EXERCISE PROMPT »
Reproduce verbatim every row from the first one down through the line containing "y-tick-label: -90 [40,140,59,155]", including both.

RECORDS FOR THIS EXERCISE »

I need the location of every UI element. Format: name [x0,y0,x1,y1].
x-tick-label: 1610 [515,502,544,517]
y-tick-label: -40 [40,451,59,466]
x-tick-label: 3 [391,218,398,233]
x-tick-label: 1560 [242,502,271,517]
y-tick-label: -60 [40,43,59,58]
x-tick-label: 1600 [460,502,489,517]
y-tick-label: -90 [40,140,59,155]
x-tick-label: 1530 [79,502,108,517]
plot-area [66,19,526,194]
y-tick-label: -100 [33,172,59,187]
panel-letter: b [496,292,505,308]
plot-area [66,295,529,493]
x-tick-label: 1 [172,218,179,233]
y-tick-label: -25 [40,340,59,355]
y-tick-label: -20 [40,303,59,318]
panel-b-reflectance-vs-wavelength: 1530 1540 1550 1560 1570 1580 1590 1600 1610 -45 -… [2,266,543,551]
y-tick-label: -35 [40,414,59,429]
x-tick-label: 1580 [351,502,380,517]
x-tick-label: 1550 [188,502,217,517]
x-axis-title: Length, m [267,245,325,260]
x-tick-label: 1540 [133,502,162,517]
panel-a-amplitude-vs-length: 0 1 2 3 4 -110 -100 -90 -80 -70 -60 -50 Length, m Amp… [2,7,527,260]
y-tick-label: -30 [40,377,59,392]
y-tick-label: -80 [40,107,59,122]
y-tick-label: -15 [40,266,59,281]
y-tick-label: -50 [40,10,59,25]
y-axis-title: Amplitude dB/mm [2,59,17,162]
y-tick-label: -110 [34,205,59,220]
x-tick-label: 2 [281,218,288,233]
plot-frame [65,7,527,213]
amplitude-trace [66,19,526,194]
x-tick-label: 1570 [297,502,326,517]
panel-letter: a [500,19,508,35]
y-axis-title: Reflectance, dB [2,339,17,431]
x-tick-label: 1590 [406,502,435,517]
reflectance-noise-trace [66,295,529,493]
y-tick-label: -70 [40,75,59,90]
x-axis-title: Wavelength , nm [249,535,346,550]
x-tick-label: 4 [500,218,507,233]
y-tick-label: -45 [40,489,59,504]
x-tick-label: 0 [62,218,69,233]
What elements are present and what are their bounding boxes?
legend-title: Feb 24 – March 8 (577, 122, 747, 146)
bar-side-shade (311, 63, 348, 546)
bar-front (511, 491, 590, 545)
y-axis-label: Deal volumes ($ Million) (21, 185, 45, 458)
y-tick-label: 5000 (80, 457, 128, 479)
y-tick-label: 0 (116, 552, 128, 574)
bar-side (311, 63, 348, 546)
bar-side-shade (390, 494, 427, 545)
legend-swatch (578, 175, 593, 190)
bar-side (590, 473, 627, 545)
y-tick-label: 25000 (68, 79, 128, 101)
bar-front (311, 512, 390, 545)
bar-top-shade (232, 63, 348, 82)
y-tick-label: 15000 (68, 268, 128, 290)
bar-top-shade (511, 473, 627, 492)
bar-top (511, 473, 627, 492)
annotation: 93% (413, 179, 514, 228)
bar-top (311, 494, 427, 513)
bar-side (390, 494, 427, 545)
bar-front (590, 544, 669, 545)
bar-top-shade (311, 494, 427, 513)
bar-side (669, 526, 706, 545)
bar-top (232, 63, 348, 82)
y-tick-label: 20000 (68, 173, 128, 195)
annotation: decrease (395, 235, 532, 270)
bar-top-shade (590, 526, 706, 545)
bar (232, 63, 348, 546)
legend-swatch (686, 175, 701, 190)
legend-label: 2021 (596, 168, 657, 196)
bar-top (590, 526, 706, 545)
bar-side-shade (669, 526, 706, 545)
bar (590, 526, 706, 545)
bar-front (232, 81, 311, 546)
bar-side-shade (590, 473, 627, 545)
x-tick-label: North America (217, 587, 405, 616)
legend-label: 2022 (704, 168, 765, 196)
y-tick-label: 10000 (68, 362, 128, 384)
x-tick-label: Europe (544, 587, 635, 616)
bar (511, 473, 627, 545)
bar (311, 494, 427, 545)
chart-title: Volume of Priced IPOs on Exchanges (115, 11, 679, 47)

RESPONSE TO THE EXERCISE »
I need the location of every UI element. Format: name [x0,y0,x1,y1].
x-tick-label: 1610 [515,502,544,517]
y-tick-label: -40 [40,451,59,466]
x-tick-label: 3 [391,218,398,233]
x-tick-label: 1560 [242,502,271,517]
y-tick-label: -60 [40,43,59,58]
x-tick-label: 1600 [460,502,489,517]
y-tick-label: -90 [40,140,59,155]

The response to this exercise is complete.